Required work:
Check each line of the listing below for the string "Brokers", and copy the ones that have it.

[Excerpt from a dataset]
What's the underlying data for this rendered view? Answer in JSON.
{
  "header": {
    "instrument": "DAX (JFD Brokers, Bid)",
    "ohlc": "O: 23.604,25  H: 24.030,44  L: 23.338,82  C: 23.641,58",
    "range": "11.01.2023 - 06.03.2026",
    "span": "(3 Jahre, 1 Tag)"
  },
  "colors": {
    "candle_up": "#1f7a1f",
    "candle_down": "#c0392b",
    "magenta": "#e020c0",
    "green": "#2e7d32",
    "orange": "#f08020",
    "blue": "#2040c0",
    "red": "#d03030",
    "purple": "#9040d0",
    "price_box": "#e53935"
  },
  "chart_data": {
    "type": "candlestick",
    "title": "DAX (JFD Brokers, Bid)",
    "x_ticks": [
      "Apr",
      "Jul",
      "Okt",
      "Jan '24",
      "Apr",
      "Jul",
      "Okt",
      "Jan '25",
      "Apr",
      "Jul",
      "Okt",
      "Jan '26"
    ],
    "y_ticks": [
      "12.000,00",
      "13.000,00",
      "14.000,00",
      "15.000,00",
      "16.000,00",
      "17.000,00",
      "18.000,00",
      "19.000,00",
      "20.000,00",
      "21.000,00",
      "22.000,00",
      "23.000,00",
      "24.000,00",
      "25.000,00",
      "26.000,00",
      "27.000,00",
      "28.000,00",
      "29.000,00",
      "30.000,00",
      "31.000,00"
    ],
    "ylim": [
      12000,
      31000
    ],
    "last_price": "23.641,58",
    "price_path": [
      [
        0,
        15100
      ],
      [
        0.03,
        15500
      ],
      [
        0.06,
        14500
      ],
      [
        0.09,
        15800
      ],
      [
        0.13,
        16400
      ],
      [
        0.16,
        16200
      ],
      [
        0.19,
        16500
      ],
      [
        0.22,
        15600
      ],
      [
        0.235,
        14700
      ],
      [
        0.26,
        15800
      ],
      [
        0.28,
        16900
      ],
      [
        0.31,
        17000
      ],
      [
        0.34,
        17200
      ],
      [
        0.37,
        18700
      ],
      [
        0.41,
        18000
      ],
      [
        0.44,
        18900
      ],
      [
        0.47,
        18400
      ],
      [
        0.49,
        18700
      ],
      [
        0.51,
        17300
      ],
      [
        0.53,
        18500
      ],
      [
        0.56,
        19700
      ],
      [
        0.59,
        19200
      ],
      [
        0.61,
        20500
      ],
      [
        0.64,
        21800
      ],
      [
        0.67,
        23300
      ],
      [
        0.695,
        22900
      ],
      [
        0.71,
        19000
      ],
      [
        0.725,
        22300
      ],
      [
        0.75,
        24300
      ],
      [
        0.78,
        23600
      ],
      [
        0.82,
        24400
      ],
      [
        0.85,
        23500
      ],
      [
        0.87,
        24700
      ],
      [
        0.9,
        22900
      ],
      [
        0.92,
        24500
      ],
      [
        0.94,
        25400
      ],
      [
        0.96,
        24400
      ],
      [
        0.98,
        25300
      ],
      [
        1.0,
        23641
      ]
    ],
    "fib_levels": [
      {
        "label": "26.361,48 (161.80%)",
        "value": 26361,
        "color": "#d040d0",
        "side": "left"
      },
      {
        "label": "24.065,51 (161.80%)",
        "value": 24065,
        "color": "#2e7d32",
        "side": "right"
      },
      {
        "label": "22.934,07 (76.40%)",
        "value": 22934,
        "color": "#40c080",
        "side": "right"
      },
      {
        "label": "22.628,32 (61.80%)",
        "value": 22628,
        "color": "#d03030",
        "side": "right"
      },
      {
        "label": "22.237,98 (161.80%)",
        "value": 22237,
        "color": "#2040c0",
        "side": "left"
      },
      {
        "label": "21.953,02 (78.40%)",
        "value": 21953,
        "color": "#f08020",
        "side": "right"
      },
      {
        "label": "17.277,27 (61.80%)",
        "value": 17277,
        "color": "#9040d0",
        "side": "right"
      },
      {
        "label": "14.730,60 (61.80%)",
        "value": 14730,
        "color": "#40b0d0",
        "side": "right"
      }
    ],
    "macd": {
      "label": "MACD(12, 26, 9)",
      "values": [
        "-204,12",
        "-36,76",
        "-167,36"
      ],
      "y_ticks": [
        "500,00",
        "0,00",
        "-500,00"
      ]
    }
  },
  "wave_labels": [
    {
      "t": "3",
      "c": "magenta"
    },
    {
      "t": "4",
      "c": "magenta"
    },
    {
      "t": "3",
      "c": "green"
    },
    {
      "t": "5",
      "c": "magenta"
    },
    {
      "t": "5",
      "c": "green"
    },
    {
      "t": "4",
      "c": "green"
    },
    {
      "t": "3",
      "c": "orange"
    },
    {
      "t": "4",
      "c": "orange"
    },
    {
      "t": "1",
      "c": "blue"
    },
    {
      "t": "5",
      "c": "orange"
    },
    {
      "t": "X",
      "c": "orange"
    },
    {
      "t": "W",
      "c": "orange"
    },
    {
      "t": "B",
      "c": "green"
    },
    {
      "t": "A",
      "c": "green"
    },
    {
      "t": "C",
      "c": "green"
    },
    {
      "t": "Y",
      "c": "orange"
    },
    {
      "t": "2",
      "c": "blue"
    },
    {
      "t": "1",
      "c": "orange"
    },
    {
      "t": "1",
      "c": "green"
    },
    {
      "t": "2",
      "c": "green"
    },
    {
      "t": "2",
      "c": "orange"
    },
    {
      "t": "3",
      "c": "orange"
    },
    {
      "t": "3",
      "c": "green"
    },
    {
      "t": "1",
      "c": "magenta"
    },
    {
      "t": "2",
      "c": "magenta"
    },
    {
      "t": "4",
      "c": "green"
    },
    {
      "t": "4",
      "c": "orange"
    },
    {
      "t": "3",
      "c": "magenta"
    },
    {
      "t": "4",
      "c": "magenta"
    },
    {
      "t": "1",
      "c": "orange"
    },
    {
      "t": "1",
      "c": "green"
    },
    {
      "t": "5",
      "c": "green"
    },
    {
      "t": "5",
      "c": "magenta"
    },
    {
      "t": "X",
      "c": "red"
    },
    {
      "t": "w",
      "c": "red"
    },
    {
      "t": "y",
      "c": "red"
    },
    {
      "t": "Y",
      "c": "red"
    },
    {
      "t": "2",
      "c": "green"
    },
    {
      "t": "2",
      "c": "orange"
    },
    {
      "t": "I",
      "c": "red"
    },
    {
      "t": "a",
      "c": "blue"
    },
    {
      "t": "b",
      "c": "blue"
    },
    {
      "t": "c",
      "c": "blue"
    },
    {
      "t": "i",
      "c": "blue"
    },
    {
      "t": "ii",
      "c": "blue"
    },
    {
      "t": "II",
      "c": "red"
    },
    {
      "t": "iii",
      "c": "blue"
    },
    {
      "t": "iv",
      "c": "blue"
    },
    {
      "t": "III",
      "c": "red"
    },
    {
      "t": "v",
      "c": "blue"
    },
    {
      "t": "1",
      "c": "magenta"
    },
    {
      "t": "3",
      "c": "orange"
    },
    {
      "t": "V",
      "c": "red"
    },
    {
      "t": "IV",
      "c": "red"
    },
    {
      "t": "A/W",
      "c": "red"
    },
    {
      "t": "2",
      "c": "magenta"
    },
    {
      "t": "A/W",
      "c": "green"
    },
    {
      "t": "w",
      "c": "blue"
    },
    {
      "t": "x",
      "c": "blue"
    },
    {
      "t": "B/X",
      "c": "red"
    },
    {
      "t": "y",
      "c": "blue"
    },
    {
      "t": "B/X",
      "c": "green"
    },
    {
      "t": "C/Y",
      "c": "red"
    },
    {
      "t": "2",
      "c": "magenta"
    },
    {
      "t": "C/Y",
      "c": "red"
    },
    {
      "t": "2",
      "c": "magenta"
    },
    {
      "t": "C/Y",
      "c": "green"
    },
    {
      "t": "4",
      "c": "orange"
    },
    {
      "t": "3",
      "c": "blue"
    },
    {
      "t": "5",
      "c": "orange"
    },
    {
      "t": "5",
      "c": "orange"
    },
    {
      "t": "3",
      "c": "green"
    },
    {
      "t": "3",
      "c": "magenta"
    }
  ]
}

Task answer:
    "instrument": "DAX (JFD Brokers, Bid)",
    "title": "DAX (JFD Brokers, Bid)",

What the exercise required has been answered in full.